**Written instruction**
Copy the material from its first line through the line with "legend-label: 2022/23 [412, 563, 470, 580]", swapping each "y-tick-label" for "vertical-axis-label" and keeping everything else the same.

**Data supplied**
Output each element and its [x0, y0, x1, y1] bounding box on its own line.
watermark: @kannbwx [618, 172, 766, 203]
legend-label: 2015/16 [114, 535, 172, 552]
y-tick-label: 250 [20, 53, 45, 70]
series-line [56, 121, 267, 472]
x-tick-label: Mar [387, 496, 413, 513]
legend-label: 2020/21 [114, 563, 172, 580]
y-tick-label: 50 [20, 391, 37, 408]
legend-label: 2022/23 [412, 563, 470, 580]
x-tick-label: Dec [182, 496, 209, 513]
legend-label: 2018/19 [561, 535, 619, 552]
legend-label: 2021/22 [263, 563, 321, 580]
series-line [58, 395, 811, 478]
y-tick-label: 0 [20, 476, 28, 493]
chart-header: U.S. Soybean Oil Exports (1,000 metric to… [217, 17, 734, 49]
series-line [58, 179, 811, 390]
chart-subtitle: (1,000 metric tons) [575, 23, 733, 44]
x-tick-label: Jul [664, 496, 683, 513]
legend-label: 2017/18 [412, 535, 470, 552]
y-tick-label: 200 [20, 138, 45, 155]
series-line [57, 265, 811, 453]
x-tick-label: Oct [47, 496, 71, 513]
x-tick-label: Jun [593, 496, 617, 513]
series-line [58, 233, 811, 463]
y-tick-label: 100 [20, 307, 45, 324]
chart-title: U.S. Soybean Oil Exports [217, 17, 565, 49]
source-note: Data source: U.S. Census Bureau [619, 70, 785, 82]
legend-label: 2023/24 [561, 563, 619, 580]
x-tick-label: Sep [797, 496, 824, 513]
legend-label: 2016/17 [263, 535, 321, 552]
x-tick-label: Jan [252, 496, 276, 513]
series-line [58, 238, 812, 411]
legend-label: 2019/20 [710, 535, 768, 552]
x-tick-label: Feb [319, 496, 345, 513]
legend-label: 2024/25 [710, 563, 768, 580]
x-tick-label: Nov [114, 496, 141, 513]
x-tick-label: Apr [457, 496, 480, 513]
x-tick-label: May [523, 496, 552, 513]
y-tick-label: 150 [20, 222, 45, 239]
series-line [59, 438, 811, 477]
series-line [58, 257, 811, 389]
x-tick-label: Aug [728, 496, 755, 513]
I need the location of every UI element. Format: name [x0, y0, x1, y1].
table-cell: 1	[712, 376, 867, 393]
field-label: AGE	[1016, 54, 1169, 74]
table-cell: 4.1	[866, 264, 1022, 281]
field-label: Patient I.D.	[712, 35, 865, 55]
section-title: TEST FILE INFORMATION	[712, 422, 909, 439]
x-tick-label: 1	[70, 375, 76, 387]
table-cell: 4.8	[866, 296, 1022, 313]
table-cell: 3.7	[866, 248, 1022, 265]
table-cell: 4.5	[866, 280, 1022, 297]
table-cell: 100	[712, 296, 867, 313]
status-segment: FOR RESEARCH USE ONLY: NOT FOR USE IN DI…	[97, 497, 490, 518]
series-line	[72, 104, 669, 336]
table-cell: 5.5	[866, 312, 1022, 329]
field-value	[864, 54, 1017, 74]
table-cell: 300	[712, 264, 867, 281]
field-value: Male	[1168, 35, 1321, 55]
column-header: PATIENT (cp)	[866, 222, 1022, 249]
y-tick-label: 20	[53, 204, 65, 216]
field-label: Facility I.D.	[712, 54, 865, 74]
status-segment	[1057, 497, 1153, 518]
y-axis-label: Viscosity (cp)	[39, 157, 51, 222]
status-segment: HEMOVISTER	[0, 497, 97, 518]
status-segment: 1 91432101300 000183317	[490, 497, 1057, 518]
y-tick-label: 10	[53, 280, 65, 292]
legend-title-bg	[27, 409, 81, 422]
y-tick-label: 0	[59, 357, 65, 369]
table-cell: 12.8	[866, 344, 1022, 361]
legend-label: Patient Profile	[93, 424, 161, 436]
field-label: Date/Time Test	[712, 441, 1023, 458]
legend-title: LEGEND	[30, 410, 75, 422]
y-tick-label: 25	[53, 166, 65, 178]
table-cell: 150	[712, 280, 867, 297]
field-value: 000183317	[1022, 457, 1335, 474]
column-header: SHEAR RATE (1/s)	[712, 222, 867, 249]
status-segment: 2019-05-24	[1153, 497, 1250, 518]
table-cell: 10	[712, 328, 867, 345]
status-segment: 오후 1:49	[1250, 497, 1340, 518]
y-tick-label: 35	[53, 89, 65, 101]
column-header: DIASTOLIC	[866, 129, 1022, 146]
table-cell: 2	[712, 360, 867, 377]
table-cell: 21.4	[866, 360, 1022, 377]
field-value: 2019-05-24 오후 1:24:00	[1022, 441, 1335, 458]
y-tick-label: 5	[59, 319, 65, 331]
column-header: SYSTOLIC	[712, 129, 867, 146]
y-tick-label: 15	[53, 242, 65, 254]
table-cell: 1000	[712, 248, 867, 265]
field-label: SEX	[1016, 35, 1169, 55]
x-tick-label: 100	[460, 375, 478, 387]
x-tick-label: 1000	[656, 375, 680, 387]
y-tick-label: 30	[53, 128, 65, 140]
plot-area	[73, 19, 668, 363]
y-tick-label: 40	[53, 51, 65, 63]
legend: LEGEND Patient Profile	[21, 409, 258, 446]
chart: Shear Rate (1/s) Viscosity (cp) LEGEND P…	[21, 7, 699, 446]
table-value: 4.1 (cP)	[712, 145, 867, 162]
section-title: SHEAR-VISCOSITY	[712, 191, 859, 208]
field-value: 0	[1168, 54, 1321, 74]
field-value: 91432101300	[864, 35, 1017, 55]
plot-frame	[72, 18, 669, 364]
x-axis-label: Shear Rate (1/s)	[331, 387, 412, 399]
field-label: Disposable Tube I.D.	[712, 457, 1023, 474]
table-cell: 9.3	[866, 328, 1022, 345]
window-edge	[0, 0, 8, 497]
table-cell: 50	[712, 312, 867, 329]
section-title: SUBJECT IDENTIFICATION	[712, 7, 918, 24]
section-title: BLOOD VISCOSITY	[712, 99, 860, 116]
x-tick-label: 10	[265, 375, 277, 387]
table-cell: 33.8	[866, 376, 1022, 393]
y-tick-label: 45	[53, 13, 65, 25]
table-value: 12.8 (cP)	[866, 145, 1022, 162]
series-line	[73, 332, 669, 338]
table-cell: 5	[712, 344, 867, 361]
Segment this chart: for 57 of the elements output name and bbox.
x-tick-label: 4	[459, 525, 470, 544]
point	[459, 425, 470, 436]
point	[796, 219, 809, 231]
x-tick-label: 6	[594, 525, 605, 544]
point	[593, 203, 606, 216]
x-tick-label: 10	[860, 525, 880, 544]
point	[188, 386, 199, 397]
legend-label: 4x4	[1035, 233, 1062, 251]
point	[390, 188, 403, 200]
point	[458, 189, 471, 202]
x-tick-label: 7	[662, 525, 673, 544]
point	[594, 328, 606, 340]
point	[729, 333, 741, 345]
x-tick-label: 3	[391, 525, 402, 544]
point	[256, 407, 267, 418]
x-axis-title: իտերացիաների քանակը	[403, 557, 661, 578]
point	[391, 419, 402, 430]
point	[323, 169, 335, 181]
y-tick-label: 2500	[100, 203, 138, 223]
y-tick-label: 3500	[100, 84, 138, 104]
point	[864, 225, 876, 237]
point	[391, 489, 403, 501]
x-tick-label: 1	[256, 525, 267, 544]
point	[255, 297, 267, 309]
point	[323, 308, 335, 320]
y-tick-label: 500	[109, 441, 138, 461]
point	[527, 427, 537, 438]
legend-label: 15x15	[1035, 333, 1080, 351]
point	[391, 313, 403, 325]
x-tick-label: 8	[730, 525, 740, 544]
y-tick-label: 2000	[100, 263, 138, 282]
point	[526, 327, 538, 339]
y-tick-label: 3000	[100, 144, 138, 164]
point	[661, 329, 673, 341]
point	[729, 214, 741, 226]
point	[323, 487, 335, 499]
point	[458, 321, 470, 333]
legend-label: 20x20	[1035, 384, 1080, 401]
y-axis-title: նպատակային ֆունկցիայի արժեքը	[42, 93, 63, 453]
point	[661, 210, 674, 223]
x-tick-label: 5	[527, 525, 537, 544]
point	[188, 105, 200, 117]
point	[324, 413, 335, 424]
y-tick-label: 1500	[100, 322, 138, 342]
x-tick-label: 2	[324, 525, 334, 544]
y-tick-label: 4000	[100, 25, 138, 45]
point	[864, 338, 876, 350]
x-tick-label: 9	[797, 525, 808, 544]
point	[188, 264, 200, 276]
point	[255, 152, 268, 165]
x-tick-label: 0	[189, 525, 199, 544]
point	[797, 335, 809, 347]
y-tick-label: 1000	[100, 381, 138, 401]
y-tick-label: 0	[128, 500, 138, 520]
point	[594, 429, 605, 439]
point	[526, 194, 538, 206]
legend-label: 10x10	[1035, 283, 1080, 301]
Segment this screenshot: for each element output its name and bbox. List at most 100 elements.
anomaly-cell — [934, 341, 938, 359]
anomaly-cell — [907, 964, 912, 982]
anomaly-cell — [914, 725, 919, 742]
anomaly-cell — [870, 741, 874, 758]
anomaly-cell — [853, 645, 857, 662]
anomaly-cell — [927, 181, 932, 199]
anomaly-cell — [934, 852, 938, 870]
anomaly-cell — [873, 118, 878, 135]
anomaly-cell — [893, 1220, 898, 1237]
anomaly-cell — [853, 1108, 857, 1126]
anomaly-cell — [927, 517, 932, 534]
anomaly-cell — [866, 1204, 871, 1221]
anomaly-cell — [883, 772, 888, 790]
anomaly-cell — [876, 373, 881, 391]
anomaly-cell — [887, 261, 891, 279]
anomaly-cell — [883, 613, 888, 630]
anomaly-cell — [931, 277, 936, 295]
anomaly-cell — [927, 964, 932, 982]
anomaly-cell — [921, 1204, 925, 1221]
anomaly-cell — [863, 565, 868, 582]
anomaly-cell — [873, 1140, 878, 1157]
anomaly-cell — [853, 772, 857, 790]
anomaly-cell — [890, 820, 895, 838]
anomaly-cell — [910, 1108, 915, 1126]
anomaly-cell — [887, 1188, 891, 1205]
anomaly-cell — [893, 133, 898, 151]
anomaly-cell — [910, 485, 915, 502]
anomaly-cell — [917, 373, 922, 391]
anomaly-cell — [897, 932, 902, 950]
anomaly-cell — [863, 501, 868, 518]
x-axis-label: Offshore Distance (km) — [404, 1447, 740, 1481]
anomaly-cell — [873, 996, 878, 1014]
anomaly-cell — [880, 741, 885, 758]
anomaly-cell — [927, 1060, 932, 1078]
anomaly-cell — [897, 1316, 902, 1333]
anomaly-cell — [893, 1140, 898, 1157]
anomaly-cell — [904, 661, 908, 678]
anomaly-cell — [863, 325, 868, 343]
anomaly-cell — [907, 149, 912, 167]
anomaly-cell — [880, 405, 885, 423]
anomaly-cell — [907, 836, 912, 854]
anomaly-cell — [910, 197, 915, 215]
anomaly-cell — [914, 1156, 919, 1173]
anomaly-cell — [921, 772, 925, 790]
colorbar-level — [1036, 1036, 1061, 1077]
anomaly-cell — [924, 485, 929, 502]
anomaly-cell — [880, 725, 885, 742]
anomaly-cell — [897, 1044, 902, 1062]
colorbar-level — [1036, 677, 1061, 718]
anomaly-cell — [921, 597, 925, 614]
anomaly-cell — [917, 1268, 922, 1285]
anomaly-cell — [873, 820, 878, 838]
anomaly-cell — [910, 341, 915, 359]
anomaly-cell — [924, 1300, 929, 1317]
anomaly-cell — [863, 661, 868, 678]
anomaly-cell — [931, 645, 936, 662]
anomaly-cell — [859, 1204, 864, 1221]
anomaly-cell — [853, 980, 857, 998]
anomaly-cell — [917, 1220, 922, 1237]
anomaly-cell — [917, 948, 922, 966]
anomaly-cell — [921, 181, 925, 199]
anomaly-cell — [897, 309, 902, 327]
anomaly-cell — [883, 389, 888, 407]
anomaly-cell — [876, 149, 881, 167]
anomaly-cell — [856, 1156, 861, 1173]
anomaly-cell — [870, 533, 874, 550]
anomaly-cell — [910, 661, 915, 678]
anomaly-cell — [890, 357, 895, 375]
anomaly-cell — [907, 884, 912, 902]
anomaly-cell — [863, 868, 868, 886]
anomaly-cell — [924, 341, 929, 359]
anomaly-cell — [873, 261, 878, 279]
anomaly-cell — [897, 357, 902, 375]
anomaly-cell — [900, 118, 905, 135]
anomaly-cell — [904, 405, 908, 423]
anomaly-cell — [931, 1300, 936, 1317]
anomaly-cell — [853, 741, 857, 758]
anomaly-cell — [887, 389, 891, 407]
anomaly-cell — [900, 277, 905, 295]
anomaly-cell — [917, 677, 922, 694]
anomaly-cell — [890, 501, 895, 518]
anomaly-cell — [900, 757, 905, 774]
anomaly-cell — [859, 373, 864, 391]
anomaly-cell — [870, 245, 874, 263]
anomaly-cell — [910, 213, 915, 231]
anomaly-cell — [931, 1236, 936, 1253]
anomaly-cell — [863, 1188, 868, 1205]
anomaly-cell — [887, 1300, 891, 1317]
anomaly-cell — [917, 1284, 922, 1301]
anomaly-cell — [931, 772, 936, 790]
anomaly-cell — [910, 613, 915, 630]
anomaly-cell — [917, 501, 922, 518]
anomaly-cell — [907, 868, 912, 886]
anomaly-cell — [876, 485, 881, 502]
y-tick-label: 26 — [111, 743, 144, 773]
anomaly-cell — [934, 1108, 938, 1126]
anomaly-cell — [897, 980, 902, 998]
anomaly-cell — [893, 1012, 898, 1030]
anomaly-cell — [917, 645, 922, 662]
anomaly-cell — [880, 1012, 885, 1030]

**Written answer**
Output each element and its [x0, y0, x1, y1] bounding box on its own line.
watermark: @kannbwx [618, 172, 766, 203]
legend-label: 2015/16 [114, 535, 172, 552]
vertical-axis-label: 250 [20, 53, 45, 70]
series-line [56, 121, 267, 472]
x-tick-label: Mar [387, 496, 413, 513]
legend-label: 2020/21 [114, 563, 172, 580]
vertical-axis-label: 50 [20, 391, 37, 408]
legend-label: 2022/23 [412, 563, 470, 580]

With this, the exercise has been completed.